_Source material:_
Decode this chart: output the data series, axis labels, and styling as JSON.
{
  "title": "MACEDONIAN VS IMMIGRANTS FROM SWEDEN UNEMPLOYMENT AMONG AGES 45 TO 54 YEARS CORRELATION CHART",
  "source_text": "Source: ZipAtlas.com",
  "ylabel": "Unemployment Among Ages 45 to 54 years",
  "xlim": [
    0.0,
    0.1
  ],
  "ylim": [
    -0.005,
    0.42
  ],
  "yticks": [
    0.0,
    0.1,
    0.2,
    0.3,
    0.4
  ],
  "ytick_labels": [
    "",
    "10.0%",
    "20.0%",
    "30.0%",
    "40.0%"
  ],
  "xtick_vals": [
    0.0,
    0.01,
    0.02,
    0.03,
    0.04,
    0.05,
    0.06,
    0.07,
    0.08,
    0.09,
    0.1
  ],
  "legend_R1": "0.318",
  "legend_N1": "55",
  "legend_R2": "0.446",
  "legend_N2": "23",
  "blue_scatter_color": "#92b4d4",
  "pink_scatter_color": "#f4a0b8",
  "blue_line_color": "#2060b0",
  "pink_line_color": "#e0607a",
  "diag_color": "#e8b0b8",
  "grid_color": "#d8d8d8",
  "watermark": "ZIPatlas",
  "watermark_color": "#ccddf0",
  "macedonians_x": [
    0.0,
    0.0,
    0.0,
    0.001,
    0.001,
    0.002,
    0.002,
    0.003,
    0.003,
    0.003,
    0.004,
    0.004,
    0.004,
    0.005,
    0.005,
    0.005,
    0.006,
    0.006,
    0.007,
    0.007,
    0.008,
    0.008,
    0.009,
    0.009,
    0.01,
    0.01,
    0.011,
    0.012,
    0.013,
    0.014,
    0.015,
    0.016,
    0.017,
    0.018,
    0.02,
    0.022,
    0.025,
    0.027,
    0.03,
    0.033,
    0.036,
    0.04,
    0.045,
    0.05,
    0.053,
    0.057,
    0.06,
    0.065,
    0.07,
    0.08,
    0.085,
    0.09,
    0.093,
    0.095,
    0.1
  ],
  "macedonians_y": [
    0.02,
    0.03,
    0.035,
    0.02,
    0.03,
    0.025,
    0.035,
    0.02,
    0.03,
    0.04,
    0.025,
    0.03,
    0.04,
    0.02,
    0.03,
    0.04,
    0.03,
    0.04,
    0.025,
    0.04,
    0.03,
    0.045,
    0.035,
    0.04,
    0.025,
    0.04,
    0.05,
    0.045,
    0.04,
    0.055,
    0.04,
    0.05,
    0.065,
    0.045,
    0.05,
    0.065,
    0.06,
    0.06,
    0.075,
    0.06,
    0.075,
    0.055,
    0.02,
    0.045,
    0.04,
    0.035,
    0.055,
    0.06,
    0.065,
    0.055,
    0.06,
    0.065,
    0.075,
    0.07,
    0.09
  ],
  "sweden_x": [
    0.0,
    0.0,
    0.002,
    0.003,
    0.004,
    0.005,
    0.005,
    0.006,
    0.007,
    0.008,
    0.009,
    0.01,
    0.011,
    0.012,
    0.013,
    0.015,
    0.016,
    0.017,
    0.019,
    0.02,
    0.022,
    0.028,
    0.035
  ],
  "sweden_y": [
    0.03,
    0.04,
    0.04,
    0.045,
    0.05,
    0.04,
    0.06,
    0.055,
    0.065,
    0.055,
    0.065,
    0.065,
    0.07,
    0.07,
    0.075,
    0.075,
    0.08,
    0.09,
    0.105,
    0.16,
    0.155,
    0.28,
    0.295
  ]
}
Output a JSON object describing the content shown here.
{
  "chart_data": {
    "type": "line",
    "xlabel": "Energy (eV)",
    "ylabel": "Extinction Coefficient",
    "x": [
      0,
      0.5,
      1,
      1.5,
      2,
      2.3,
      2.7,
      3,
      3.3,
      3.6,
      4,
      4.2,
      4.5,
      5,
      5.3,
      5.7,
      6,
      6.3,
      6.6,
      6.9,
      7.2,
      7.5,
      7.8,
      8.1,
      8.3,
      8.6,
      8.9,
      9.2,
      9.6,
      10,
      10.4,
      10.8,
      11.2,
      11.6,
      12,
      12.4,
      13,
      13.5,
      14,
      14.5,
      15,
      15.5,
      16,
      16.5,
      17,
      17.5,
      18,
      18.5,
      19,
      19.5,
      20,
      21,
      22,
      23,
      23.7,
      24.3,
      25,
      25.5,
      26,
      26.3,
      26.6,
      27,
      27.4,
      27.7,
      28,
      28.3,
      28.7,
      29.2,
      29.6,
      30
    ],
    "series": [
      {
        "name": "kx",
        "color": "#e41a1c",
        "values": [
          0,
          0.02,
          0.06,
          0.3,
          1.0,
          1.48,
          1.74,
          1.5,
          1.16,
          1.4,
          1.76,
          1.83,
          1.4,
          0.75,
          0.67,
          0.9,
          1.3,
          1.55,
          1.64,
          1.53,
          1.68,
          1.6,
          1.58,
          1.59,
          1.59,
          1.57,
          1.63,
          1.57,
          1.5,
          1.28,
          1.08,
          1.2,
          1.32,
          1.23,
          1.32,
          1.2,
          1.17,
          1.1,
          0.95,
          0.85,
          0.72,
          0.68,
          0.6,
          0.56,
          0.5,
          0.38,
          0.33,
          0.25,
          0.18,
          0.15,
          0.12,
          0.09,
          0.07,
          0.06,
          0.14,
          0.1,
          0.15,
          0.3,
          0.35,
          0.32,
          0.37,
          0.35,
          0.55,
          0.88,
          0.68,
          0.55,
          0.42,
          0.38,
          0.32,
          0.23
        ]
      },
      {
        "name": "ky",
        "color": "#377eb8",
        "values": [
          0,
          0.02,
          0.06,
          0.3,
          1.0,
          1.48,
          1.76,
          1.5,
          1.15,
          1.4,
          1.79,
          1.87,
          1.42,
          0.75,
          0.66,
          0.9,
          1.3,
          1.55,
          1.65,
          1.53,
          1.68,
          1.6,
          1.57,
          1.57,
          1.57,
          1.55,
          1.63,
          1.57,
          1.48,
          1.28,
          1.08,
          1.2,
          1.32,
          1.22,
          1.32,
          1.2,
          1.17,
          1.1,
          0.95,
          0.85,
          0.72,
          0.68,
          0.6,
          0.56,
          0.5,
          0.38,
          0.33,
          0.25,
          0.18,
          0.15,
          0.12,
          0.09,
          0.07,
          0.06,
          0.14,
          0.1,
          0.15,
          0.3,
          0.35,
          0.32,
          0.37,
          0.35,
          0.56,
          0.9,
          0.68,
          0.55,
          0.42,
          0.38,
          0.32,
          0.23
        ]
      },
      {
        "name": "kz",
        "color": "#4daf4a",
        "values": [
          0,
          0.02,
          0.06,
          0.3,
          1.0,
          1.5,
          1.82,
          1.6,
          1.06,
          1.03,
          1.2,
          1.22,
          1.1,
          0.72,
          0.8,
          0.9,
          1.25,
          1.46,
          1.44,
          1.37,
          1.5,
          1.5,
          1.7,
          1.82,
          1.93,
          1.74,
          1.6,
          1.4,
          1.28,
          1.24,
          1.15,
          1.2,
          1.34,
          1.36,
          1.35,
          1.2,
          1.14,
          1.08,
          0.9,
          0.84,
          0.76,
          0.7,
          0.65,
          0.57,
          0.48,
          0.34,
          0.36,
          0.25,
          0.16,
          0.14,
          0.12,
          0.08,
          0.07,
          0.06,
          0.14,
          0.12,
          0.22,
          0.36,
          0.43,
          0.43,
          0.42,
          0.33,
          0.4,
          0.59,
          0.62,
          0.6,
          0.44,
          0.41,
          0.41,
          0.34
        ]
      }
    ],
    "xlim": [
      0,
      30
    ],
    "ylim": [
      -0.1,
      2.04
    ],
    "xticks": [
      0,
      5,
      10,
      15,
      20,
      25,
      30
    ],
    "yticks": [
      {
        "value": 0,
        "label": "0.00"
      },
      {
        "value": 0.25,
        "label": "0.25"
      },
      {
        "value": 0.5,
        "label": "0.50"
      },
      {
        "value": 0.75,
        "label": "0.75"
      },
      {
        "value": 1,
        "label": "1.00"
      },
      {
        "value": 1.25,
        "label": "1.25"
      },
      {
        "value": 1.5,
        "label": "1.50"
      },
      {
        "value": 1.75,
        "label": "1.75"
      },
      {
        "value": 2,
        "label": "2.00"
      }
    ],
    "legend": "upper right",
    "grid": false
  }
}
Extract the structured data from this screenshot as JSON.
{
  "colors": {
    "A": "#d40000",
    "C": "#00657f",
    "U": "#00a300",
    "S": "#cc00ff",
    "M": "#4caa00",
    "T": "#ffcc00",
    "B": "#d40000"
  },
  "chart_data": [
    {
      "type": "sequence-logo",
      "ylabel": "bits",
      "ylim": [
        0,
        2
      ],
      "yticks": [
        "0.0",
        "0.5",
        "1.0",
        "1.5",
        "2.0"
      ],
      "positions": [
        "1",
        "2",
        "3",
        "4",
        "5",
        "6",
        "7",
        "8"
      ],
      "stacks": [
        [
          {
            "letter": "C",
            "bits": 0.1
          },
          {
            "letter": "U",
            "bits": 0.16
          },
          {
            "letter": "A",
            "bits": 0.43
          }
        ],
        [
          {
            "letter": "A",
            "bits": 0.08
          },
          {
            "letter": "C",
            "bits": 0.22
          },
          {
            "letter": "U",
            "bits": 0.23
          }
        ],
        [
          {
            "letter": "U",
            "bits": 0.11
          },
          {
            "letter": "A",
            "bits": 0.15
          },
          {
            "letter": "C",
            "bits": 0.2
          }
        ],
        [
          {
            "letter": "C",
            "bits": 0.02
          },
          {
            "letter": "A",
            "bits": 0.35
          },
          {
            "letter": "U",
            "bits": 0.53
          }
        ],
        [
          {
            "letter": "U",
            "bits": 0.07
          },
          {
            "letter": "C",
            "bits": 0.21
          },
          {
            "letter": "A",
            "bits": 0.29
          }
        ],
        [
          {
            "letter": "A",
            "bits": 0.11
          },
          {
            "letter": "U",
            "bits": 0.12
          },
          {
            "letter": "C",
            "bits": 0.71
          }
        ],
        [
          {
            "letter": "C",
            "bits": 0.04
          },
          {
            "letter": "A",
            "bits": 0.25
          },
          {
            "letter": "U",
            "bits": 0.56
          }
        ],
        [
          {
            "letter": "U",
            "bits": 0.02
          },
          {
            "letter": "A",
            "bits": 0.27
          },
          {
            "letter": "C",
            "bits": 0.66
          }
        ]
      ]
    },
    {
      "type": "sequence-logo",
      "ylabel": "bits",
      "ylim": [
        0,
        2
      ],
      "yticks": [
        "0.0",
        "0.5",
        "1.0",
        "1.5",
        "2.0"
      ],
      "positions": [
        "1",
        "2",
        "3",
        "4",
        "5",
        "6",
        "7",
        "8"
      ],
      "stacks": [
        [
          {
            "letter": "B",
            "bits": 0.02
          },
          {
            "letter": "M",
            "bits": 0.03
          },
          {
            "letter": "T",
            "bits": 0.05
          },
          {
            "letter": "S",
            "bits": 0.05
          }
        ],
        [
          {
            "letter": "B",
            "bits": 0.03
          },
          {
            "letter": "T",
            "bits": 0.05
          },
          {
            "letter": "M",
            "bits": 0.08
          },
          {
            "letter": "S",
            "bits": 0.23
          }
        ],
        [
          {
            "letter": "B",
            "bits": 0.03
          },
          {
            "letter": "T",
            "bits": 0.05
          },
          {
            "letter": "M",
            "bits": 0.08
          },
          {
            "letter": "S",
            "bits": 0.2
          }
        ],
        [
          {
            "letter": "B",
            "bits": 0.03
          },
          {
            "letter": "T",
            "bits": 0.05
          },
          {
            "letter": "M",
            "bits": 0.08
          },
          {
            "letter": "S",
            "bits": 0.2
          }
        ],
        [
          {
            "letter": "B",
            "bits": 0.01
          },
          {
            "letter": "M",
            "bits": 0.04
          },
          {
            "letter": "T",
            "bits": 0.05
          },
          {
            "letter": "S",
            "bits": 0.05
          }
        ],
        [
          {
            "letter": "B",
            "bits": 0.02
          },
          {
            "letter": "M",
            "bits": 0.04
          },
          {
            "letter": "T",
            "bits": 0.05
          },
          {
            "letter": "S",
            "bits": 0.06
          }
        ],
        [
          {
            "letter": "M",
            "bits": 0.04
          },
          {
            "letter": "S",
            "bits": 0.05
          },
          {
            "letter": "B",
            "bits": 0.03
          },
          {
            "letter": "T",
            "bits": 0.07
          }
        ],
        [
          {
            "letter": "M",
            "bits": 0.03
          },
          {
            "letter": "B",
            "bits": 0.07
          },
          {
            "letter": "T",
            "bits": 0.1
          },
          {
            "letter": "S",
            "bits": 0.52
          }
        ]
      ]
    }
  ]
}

_What you should do:_ Gather each line of the listing that holds the string "ylabel".

_Answer to the exercise:_
  "ylabel": "Unemployment Among Ages 45 to 54 years",
    "ylabel": "Extinction Coefficient",
      "ylabel": "bits",
      "ylabel": "bits",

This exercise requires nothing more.